• WHAT IS NEEDED: Drop the pictures, then extract the listing word for word.

• PROVIDED RECORDS:
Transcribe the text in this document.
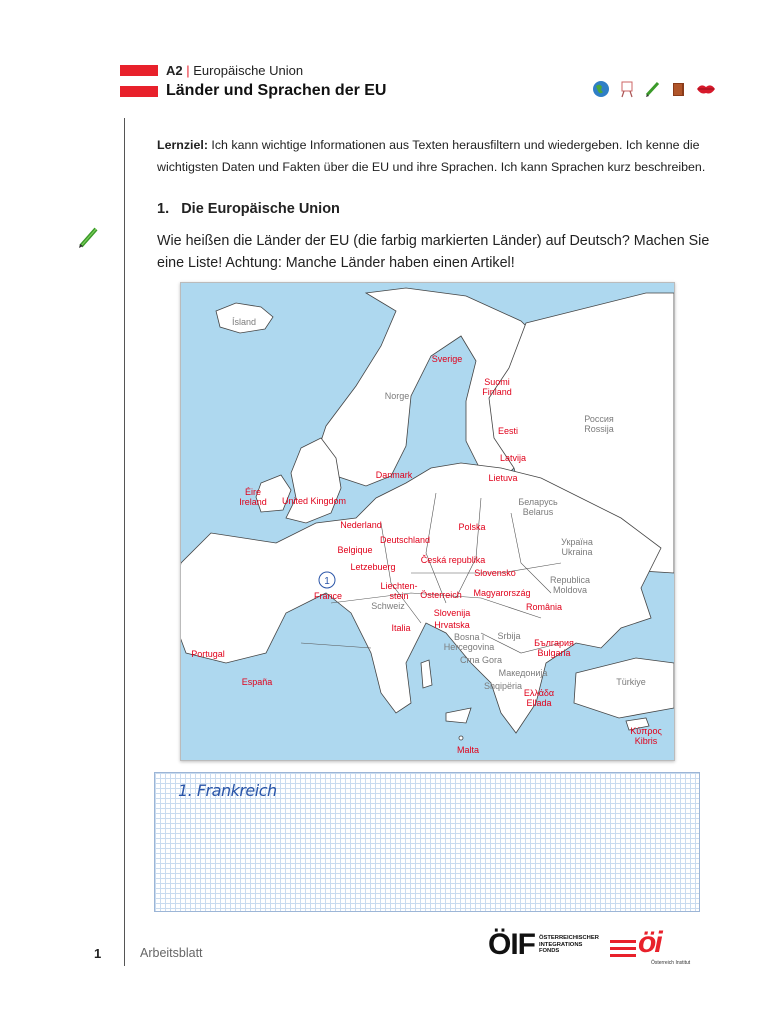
A2 | Europäische Union
Länder und Sprachen der EU
Lernziel: Ich kann wichtige Informationen aus Texten herausfiltern und wiedergeben. Ich kenne die wichtigsten Daten und Fakten über die EU und ihre Sprachen. Ich kann Sprachen kurz beschreiben.
1. Die Europäische Union
Wie heißen die Länder der EU (die farbig markierten Länder) auf Deutsch? Machen Sie eine Liste! Achtung: Manche Länder haben einen Artikel!
1
Sverige
Suomi
Finland
Eesti
Latvija
Lietuva
Danmark
Éire
Ireland United Kingdom
Nederland	Polska
Deutschland
Belgique
Letzebuerg
Česká republika
Slovensko
France
Liechten-
stein	Österreich Magyarország
România
Slovenija
Italia	Hrvatska
България
Bulgaria
Portugal
España
Ελλάδα
Ellada
Κύπρος
Kibris
Malta
Ísland
Norge
Россия
Rossija
Беларусь
Belarus
Україна
Ukraina
Republica
Moldova
Schweiz
Srbija
Bosna i
Hercegovina
Crna Gora
Македонија
Shqipëria	Türkiye
1. Frankreich
1	Arbeitsblatt	ÖIF ÖSTERREICHISCHER
INTEGRATIONS
FONDS	öi
Österreich Institut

• RESPONSE TO THE TASK:
Transcribe the text in this document.
A2 | Europäische Union
Länder und Sprachen der EU
Lernziel: Ich kann wichtige Informationen aus Texten herausfiltern und wiedergeben. Ich kenne die wichtigsten Daten und Fakten über die EU und ihre Sprachen. Ich kann Sprachen kurz beschreiben.
1. Die Europäische Union
Wie heißen die Länder der EU (die farbig markierten Länder) auf Deutsch? Machen Sie eine Liste! Achtung: Manche Länder haben einen Artikel!
1
Sverige
Suomi
Finland
Eesti
Latvija
Lietuva
Danmark
Éire
Ireland United Kingdom
Nederland	Polska
Deutschland
Belgique
Letzebuerg
Česká republika
Slovensko
France
Liechten-
stein	Österreich Magyarország
România
Slovenija
Italia	Hrvatska
България
Bulgaria
Portugal
España
Ελλάδα
Ellada
Κύπρος
Kibris
Malta
Ísland
Norge
Россия
Rossija
Беларусь
Belarus
Україна
Ukraina
Republica
Moldova
Schweiz
Srbija
Bosna i
Hercegovina
Crna Gora
Македонија
Shqipëria	Türkiye
1. Frankreich
1	Arbeitsblatt	ÖIF ÖSTERREICHISCHER
INTEGRATIONS
FONDS	öi
Österreich Institut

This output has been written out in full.